(A run of records)
● ● ● ● ● ● ●
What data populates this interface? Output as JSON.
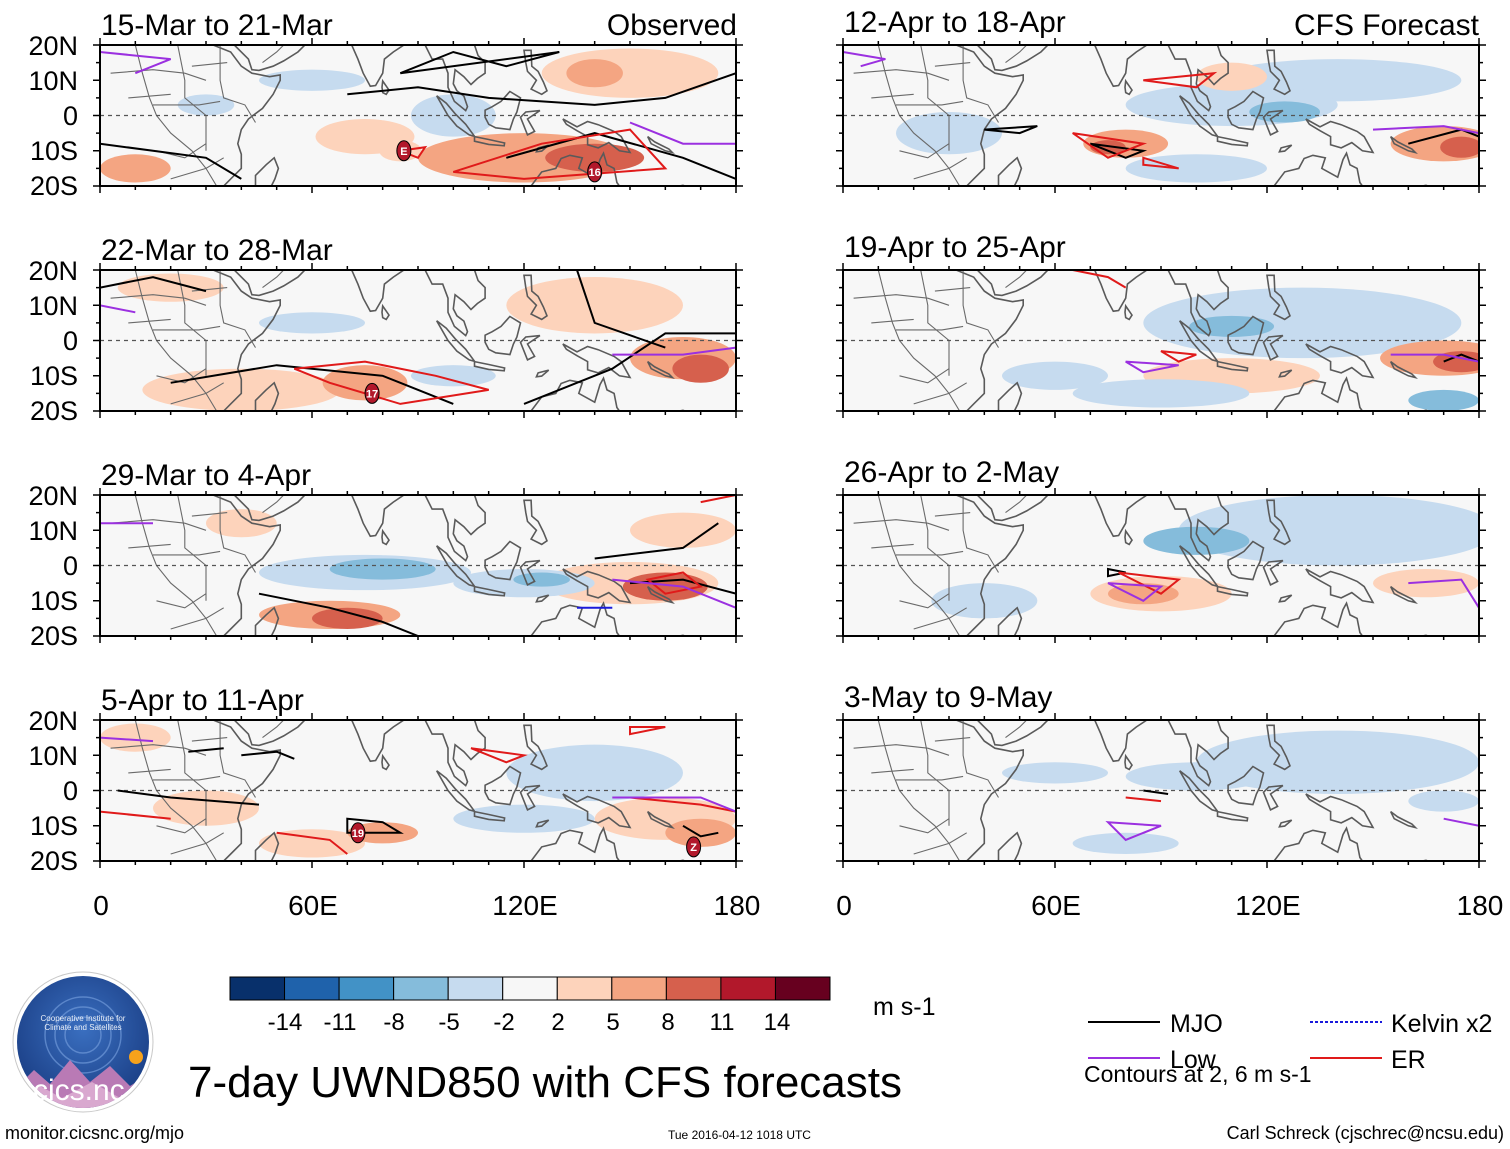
{
  "figure_title": "7-day UWND850 with CFS forecasts",
  "source_url": "monitor.cicsnc.org/mjo",
  "timestamp": "Tue 2016-04-12 1018 UTC",
  "author": "Carl Schreck (cjschrec@ncsu.edu)",
  "logo_text": "cics.nc",
  "logo_ring_text": "Cooperative Institute for Climate and Satellites",
  "columns": {
    "observed": "Observed",
    "forecast": "CFS Forecast"
  },
  "lat_labels": [
    "20N",
    "10N",
    "0",
    "10S",
    "20S"
  ],
  "lon_labels": [
    "0",
    "60E",
    "120E",
    "180"
  ],
  "observed_panels": [
    {
      "title": "15-Mar to 21-Mar",
      "storms": [
        "E",
        "16"
      ]
    },
    {
      "title": "22-Mar to 28-Mar",
      "storms": [
        "17"
      ]
    },
    {
      "title": "29-Mar to 4-Apr",
      "storms": []
    },
    {
      "title": "5-Apr to 11-Apr",
      "storms": [
        "19",
        "Z"
      ]
    }
  ],
  "forecast_panels": [
    {
      "title": "12-Apr to 18-Apr"
    },
    {
      "title": "19-Apr to 25-Apr"
    },
    {
      "title": "26-Apr to 2-May"
    },
    {
      "title": "3-May to 9-May"
    }
  ],
  "colorbar": {
    "units": "m s-1",
    "ticks": [
      "-14",
      "-11",
      "-8",
      "-5",
      "-2",
      "2",
      "5",
      "8",
      "11",
      "14"
    ],
    "colors": [
      "#08306b",
      "#1f62ab",
      "#4292c6",
      "#85bcdb",
      "#c6dbef",
      "#f7f7f7",
      "#fdd3bb",
      "#f4a582",
      "#d6604d",
      "#b2182b",
      "#67001f"
    ]
  },
  "legend": {
    "items": [
      {
        "label": "MJO",
        "color": "#000000"
      },
      {
        "label": "Kelvin x2",
        "color": "#1a1adb"
      },
      {
        "label": "Low",
        "color": "#9b30e0"
      },
      {
        "label": "ER",
        "color": "#e01a1a"
      }
    ],
    "note": "Contours at 2, 6 m s-1"
  },
  "chart_data": {
    "type": "heatmap",
    "title": "7-day UWND850 with CFS forecasts",
    "variable": "850-hPa zonal wind anomaly",
    "units": "m s-1",
    "lon_range": [
      0,
      180
    ],
    "lat_range": [
      -20,
      20
    ],
    "contour_levels": [
      2,
      6
    ],
    "color_levels": [
      -14,
      -11,
      -8,
      -5,
      -2,
      2,
      5,
      8,
      11,
      14
    ]
  }
}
● ● ● ● ● ● ●
### Given problem
Search the data for "with" and list every line in which it occurs.

### Answer to the problem
  "figure_title": "7-day UWND850 with CFS forecasts",
    "title": "7-day UWND850 with CFS forecasts",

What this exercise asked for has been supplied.